Objective:
Copy, from the entries below, each line where the word "title" can be found.

Entries from a visual dataset
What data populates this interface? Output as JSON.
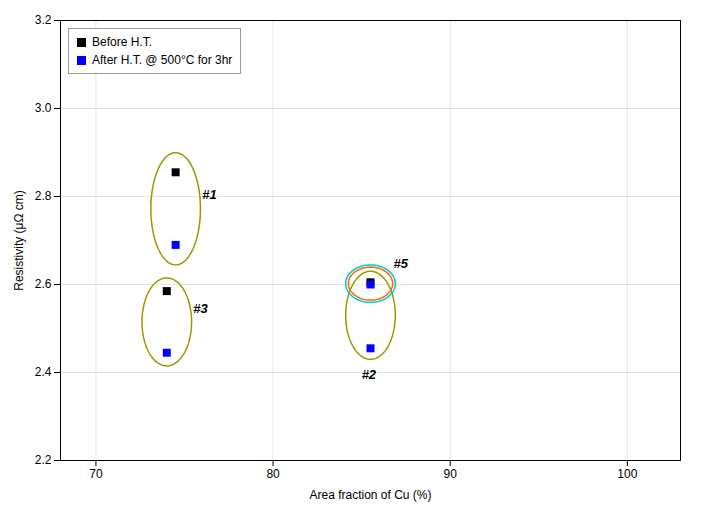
{
  "chart_data": {
    "type": "scatter",
    "title": "",
    "xlabel": "Area fraction of Cu (%)",
    "ylabel": "Resistivity (μΩ cm)",
    "xlim": [
      68,
      103
    ],
    "ylim": [
      2.2,
      3.2
    ],
    "xticks": [
      70,
      80,
      90,
      100
    ],
    "yticks": [
      2.2,
      2.4,
      2.6,
      2.8,
      {
        "value": 3.0,
        "label": "3.0"
      },
      3.2
    ],
    "grid": true,
    "legend": "upper left",
    "series": [
      {
        "name": "Before H.T.",
        "color": "#000000",
        "marker": "square",
        "x": [
          74.5,
          74.0,
          85.5
        ],
        "values": [
          2.855,
          2.585,
          2.605
        ]
      },
      {
        "name": "After H.T. @ 500°C for 3hr",
        "color": "#0000FF",
        "marker": "square",
        "x": [
          74.5,
          74.0,
          85.5,
          85.5
        ],
        "values": [
          2.69,
          2.445,
          2.6,
          2.455
        ]
      }
    ],
    "ellipses": [
      {
        "cx": 74.5,
        "cy": 2.772,
        "width": 2.8,
        "height": 0.255,
        "color": "#999900"
      },
      {
        "cx": 74.0,
        "cy": 2.515,
        "width": 2.8,
        "height": 0.2,
        "color": "#999900"
      },
      {
        "cx": 85.5,
        "cy": 2.53,
        "width": 2.8,
        "height": 0.2,
        "color": "#999900"
      },
      {
        "cx": 85.5,
        "cy": 2.602,
        "width": 2.5,
        "height": 0.075,
        "color": "#FF6600"
      },
      {
        "cx": 85.5,
        "cy": 2.602,
        "width": 2.8,
        "height": 0.085,
        "color": "#00CCCC"
      }
    ],
    "annotations": [
      {
        "text": "#1",
        "x": 76.0,
        "y": 2.795
      },
      {
        "text": "#3",
        "x": 75.5,
        "y": 2.535
      },
      {
        "text": "#5",
        "x": 86.8,
        "y": 2.638
      },
      {
        "text": "#2",
        "x": 85.0,
        "y": 2.385
      }
    ]
  }
}
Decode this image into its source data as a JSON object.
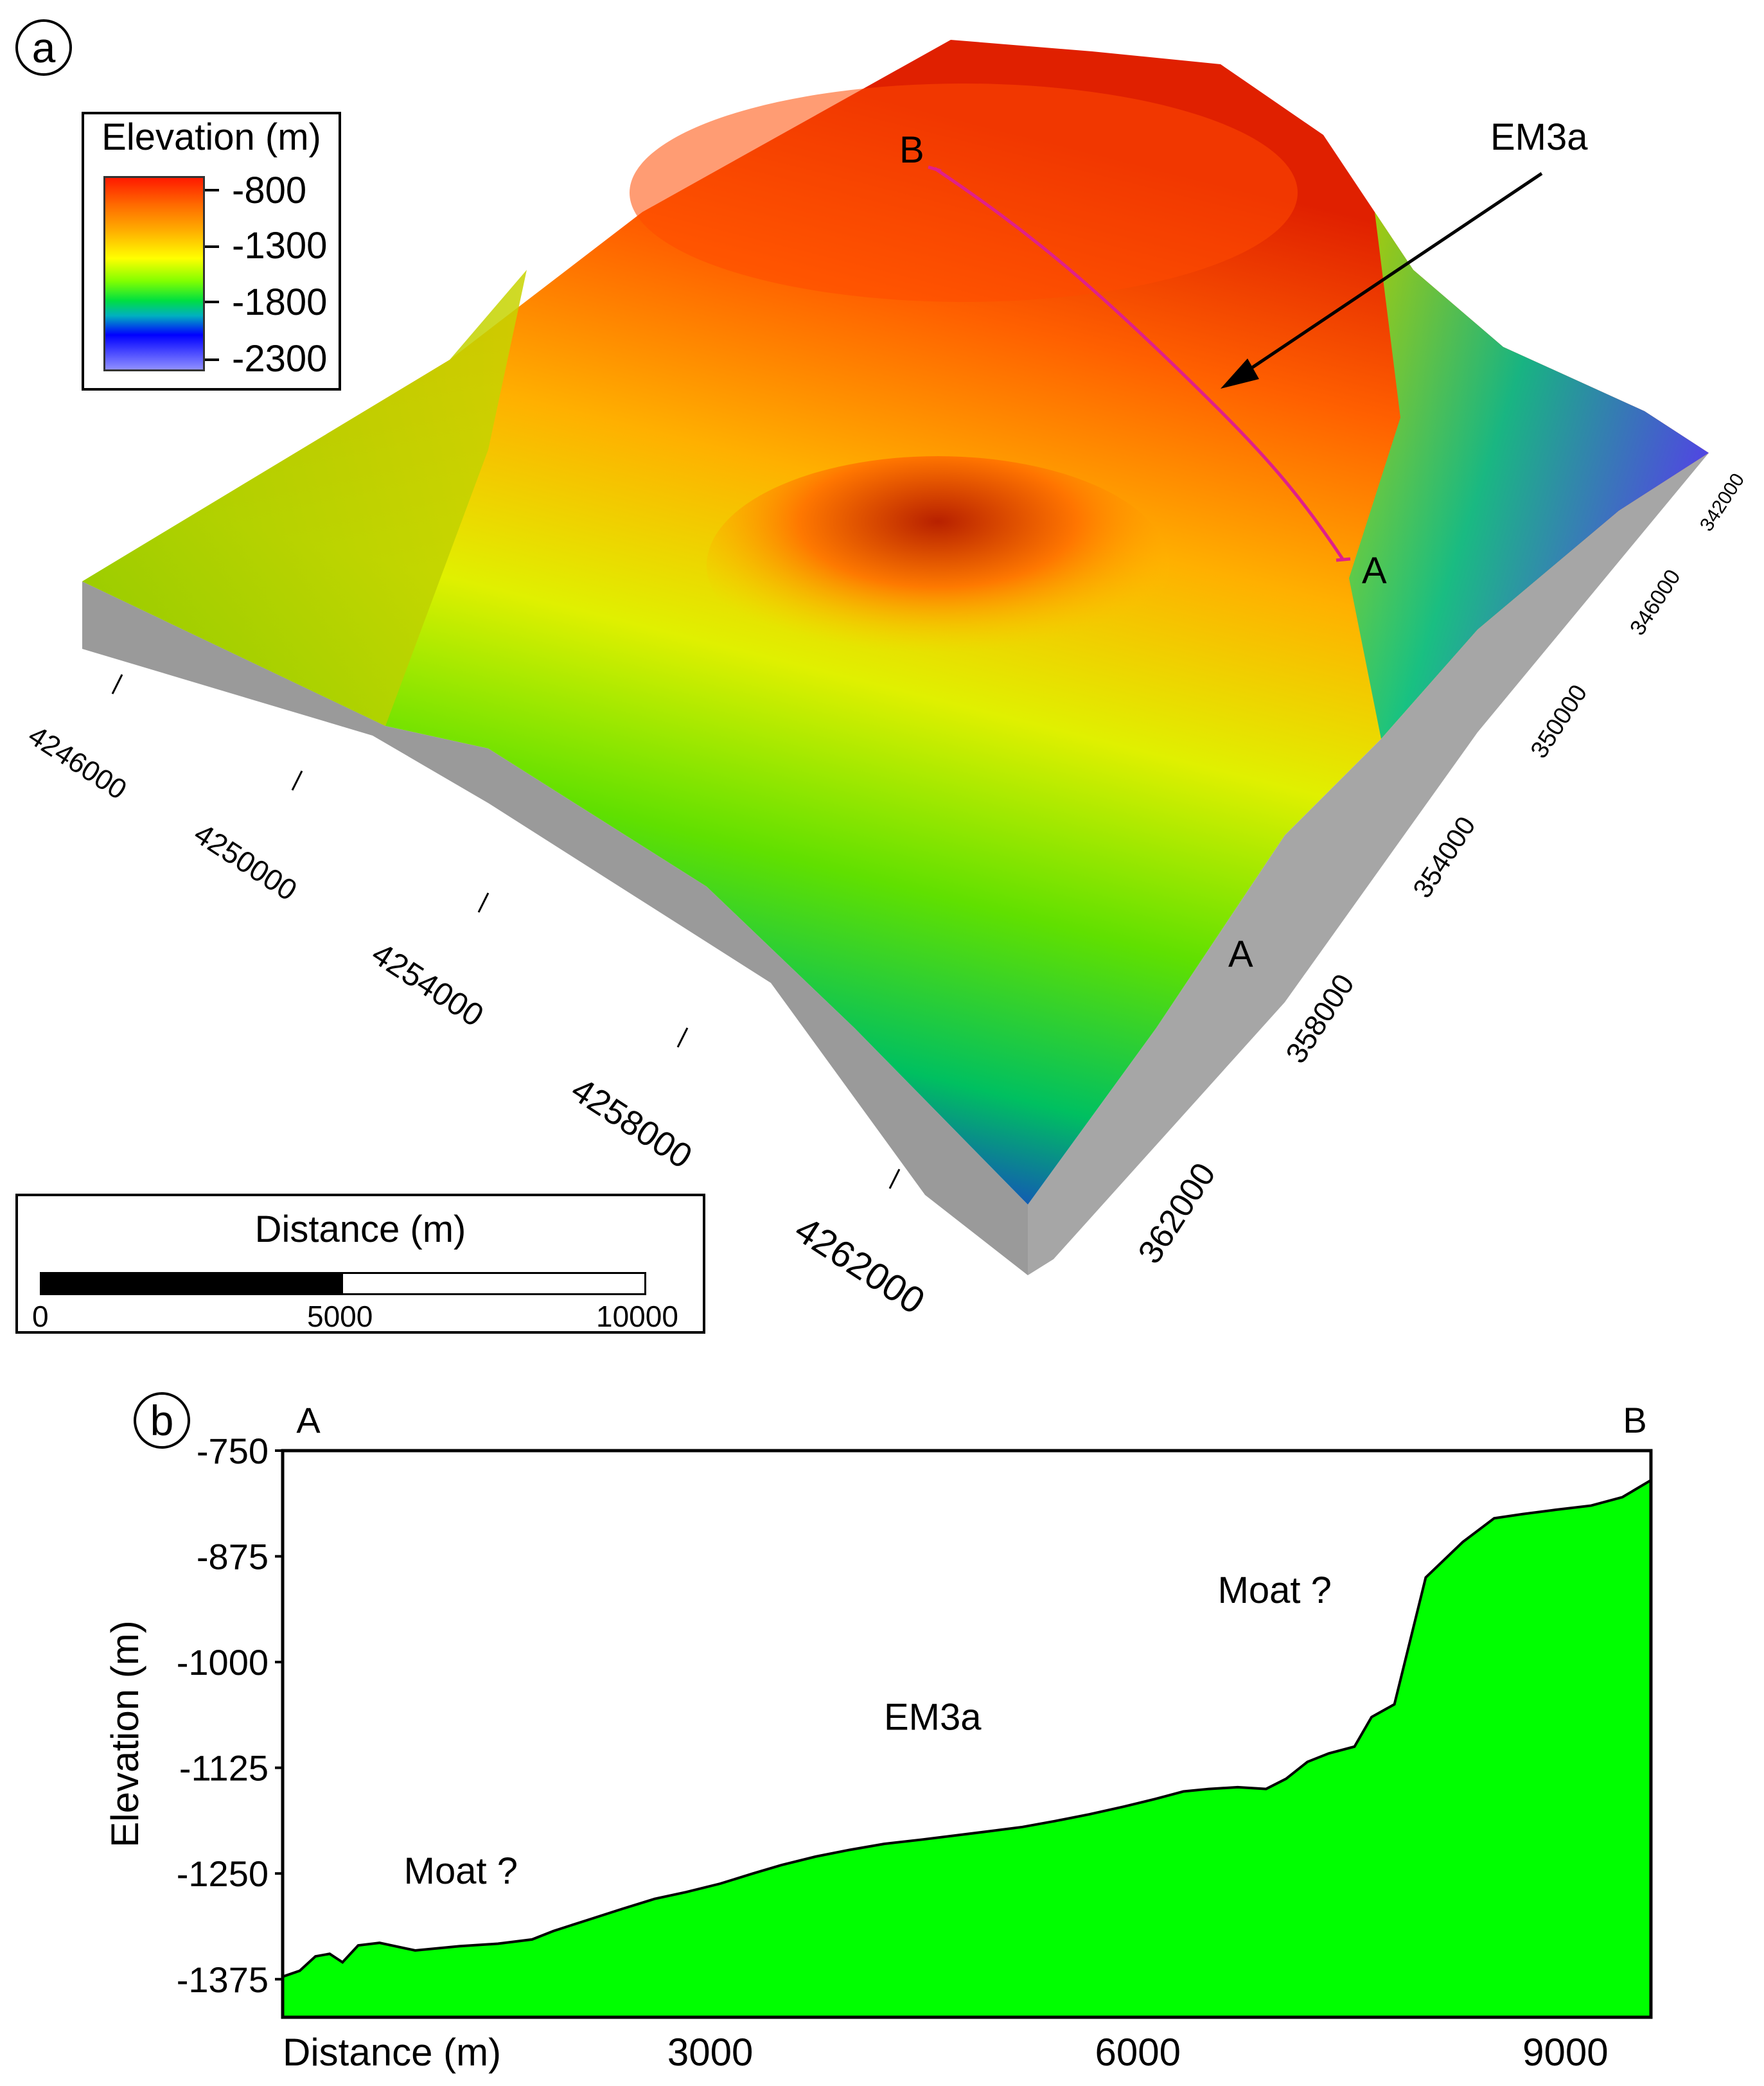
{
  "panel_a": {
    "tag": "a",
    "legend": {
      "title": "Elevation (m)",
      "labels": [
        "-800",
        "-1300",
        "-1800",
        "-2300"
      ]
    },
    "scale_bar": {
      "title": "Distance (m)",
      "labels": [
        "0",
        "5000",
        "10000"
      ]
    },
    "northing_ticks": [
      "4246000",
      "4250000",
      "4254000",
      "4258000",
      "4262000"
    ],
    "easting_ticks": [
      "342000",
      "346000",
      "350000",
      "354000",
      "358000",
      "362000"
    ],
    "annotation": "EM3a",
    "profile_labels": {
      "start": "A",
      "end": "B",
      "extent": "A"
    }
  },
  "panel_b": {
    "tag": "b",
    "chart_data": {
      "type": "area",
      "title": "",
      "xlabel": "Distance (m)",
      "ylabel": "Elevation (m)",
      "xlim": [
        0,
        9600
      ],
      "ylim": [
        -1420,
        -750
      ],
      "x_ticks": [
        "3000",
        "6000",
        "9000"
      ],
      "x_tick_values": [
        3000,
        6000,
        9000
      ],
      "y_ticks": [
        "-750",
        "-875",
        "-1000",
        "-1125",
        "-1250",
        "-1375"
      ],
      "y_tick_values": [
        -750,
        -875,
        -1000,
        -1125,
        -1250,
        -1375
      ],
      "fill_color": "#00ff00",
      "series": [
        {
          "x": [
            0,
            120,
            230,
            330,
            420,
            530,
            680,
            930,
            1240,
            1510,
            1750,
            1900,
            2140,
            2380,
            2610,
            2830,
            3070,
            3300,
            3500,
            3740,
            3980,
            4220,
            4480,
            4720,
            4960,
            5190,
            5420,
            5660,
            5900,
            6120,
            6320,
            6500,
            6700,
            6900,
            7040,
            7190,
            7340,
            7520,
            7640,
            7800,
            8020,
            8280,
            8500,
            8700,
            8930,
            9180,
            9400,
            9600
          ],
          "y": [
            -1372,
            -1365,
            -1348,
            -1345,
            -1355,
            -1335,
            -1332,
            -1341,
            -1336,
            -1333,
            -1328,
            -1318,
            -1305,
            -1292,
            -1280,
            -1272,
            -1262,
            -1250,
            -1240,
            -1230,
            -1222,
            -1215,
            -1210,
            -1205,
            -1200,
            -1195,
            -1188,
            -1180,
            -1171,
            -1162,
            -1153,
            -1150,
            -1148,
            -1150,
            -1138,
            -1118,
            -1108,
            -1100,
            -1065,
            -1050,
            -900,
            -858,
            -830,
            -825,
            -820,
            -815,
            -805,
            -785
          ]
        }
      ],
      "annotations": [
        {
          "text": "Moat ?",
          "x": 1250,
          "y": -1262
        },
        {
          "text": "EM3a",
          "x": 4560,
          "y": -1080
        },
        {
          "text": "Moat ?",
          "x": 6960,
          "y": -930
        }
      ],
      "end_labels": {
        "left": "A",
        "right": "B"
      }
    }
  }
}
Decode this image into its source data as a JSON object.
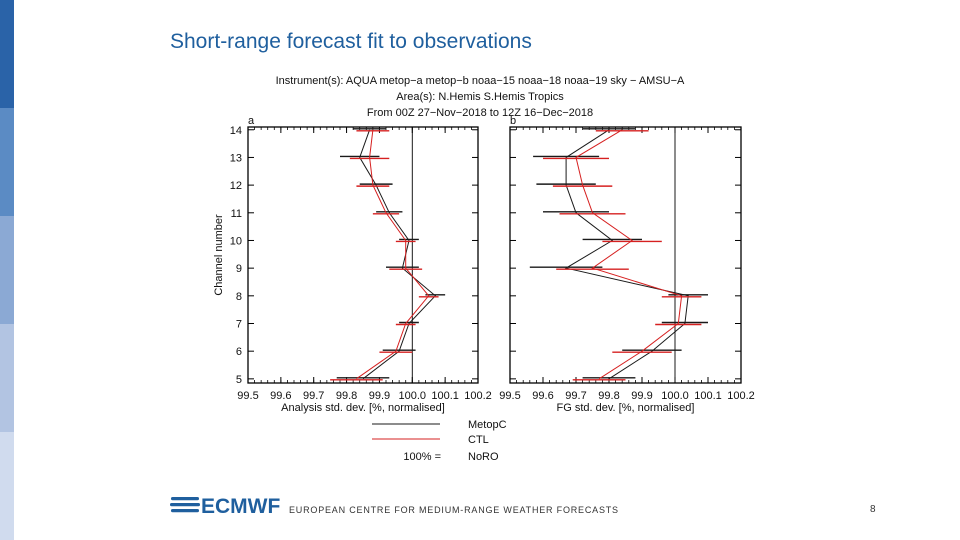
{
  "slide": {
    "title": "Short-range forecast fit to observations",
    "footer_org": "EUROPEAN CENTRE FOR MEDIUM-RANGE WEATHER FORECASTS",
    "logo_text": "ECMWF",
    "page_number": "8",
    "sidebar_colors": [
      "#2a63a8",
      "#5b8bc4",
      "#8ba9d4",
      "#b2c4e2",
      "#d0dbee"
    ],
    "accent_color": "#1f5f9e"
  },
  "chart_data": {
    "type": "line",
    "header_lines": [
      "Instrument(s): AQUA metop−a metop−b noaa−15 noaa−18 noaa−19 sky − AMSU−A",
      "Area(s): N.Hemis S.Hemis Tropics",
      "From 00Z 27−Nov−2018 to 12Z 16−Dec−2018"
    ],
    "ylabel": "Channel number",
    "ylim": [
      4.85,
      14.1
    ],
    "channels": [
      5,
      6,
      7,
      8,
      9,
      10,
      11,
      12,
      13,
      14
    ],
    "ytick_labels": [
      "5",
      "6",
      "7",
      "8",
      "9",
      "10",
      "11",
      "12",
      "13",
      "14"
    ],
    "xtick_labels": [
      "99.5",
      "99.6",
      "99.7",
      "99.8",
      "99.9",
      "100.0",
      "100.1",
      "100.2"
    ],
    "xticks": [
      99.5,
      99.6,
      99.7,
      99.8,
      99.9,
      100.0,
      100.1,
      100.2
    ],
    "reference_value": 100.0,
    "panels": [
      {
        "label": "a",
        "xlabel": "Analysis std. dev. [%, normalised]",
        "xlim": [
          99.5,
          100.2
        ],
        "series": [
          {
            "name": "MetopC",
            "color": "#1a1a1a",
            "values": [
              99.85,
              99.96,
              99.99,
              100.07,
              99.97,
              99.99,
              99.93,
              99.89,
              99.84,
              99.87
            ],
            "errors": [
              0.08,
              0.05,
              0.03,
              0.03,
              0.05,
              0.03,
              0.04,
              0.05,
              0.06,
              0.05
            ]
          },
          {
            "name": "CTL",
            "color": "#d62020",
            "values": [
              99.83,
              99.95,
              99.98,
              100.05,
              99.98,
              99.98,
              99.92,
              99.88,
              99.87,
              99.88
            ],
            "errors": [
              0.08,
              0.05,
              0.03,
              0.03,
              0.05,
              0.03,
              0.04,
              0.05,
              0.06,
              0.05
            ]
          }
        ]
      },
      {
        "label": "b",
        "xlabel": "FG std. dev. [%, normalised]",
        "xlim": [
          99.5,
          100.2
        ],
        "series": [
          {
            "name": "MetopC",
            "color": "#1a1a1a",
            "values": [
              99.8,
              99.93,
              100.03,
              100.04,
              99.67,
              99.81,
              99.7,
              99.67,
              99.67,
              99.8
            ],
            "errors": [
              0.08,
              0.09,
              0.07,
              0.06,
              0.11,
              0.09,
              0.1,
              0.09,
              0.1,
              0.08
            ]
          },
          {
            "name": "CTL",
            "color": "#d62020",
            "values": [
              99.77,
              99.9,
              100.01,
              100.02,
              99.75,
              99.87,
              99.75,
              99.72,
              99.7,
              99.84
            ],
            "errors": [
              0.08,
              0.09,
              0.07,
              0.06,
              0.11,
              0.09,
              0.1,
              0.09,
              0.1,
              0.08
            ]
          }
        ]
      }
    ],
    "legend": {
      "placement": "bottom-center",
      "entries": [
        {
          "name": "MetopC",
          "color": "#1a1a1a",
          "line": true
        },
        {
          "name": "CTL",
          "color": "#d62020",
          "line": true
        }
      ],
      "reference_prefix": "100% =",
      "reference_name": "NoRO"
    }
  }
}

Response to the task:
    "title": "",
      "title": "Elevation (m)",
      "title": "Distance (m)",
      "title": "",
    "title": "Short-range forecast fit to observations",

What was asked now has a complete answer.